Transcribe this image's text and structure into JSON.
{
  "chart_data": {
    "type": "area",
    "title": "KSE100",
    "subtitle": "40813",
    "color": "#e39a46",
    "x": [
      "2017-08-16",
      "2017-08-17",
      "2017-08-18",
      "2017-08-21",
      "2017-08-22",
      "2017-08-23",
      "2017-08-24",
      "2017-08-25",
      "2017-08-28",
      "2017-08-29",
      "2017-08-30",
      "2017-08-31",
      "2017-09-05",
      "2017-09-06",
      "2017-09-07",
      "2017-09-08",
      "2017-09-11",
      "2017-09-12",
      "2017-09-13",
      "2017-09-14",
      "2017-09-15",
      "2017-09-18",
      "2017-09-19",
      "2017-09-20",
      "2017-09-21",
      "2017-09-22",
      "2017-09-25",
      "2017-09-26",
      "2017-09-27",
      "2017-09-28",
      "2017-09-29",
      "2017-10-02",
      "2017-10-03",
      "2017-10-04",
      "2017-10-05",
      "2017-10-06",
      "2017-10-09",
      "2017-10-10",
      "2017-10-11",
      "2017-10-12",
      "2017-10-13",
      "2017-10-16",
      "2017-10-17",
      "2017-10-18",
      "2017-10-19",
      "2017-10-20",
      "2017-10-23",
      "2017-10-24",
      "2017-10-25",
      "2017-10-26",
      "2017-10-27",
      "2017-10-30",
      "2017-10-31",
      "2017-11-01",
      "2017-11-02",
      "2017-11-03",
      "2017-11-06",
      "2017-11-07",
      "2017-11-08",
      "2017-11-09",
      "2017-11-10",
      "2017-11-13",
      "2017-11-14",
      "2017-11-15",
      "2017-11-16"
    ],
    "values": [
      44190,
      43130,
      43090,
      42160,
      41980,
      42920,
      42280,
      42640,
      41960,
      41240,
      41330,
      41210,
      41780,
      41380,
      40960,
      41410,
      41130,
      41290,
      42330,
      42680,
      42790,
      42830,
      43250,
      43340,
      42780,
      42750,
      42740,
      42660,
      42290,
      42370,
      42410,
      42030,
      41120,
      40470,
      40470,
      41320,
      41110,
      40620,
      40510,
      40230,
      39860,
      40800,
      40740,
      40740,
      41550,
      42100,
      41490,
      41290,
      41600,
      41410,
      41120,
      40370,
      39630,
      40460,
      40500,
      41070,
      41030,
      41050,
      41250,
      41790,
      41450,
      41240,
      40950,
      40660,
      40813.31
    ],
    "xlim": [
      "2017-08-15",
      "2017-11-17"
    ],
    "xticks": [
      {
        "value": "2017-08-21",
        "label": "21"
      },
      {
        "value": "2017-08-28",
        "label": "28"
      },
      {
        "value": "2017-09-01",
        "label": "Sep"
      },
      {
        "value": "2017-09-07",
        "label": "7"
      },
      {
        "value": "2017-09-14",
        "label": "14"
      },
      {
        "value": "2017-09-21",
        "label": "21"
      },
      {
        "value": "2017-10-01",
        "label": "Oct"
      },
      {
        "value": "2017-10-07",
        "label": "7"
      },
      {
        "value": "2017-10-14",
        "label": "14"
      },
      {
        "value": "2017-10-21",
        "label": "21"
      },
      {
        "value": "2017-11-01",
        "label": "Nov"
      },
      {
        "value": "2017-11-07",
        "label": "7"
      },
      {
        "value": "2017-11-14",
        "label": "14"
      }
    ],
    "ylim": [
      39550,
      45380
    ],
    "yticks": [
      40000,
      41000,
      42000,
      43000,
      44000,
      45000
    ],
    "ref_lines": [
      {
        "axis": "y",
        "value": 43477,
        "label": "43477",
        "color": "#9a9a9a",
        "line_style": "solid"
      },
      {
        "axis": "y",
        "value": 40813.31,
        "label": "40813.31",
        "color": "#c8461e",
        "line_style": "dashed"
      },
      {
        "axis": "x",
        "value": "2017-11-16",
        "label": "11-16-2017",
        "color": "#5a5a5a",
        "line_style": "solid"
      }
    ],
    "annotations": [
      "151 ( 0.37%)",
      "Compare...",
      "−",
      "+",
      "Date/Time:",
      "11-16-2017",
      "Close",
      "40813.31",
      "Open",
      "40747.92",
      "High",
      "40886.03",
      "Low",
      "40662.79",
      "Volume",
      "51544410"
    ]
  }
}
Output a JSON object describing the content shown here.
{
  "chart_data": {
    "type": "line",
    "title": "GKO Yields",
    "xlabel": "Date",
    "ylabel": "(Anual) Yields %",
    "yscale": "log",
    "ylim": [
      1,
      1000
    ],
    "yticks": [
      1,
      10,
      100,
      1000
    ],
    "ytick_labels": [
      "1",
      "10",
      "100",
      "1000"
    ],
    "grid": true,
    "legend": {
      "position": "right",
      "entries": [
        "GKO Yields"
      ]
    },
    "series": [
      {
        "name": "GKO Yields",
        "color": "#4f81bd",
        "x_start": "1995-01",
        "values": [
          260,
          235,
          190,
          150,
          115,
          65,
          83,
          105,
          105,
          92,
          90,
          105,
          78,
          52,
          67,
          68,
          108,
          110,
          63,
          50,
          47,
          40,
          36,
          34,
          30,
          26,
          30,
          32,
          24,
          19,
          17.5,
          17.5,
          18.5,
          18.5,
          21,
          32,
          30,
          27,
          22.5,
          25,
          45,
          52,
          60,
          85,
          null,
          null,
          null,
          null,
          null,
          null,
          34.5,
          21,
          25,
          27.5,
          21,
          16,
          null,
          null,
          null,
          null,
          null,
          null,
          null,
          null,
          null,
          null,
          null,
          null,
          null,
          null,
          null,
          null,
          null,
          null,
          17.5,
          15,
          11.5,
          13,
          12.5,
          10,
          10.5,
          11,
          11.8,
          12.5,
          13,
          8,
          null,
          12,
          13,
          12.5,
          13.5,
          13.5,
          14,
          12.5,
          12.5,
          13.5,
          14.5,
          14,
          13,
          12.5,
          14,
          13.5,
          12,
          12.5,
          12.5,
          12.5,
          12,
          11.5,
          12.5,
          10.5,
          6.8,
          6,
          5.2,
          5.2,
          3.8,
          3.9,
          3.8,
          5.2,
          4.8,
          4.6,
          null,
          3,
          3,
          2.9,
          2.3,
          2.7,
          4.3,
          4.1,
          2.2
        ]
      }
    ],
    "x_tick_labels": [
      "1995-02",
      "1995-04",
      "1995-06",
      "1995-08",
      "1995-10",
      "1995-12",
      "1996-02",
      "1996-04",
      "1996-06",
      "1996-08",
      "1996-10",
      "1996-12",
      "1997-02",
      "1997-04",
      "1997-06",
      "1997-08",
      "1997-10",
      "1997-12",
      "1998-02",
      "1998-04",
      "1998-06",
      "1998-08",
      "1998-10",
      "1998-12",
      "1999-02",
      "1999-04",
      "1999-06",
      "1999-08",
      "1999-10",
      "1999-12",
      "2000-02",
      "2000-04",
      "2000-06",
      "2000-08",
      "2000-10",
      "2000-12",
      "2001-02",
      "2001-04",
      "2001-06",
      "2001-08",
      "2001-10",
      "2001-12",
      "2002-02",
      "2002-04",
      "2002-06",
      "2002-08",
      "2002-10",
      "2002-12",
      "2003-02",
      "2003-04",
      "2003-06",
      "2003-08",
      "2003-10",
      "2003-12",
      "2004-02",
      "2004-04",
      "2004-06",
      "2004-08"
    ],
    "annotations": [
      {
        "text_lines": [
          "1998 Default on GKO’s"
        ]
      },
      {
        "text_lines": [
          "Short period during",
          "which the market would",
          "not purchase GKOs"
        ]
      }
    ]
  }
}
────────────────
Goal of the exercise:
Scan the data above; copy every line where "JSON" appears.

Response for this exercise:
Transcribe this image's text and structure into JSON.
Output a JSON object describing the content shown here.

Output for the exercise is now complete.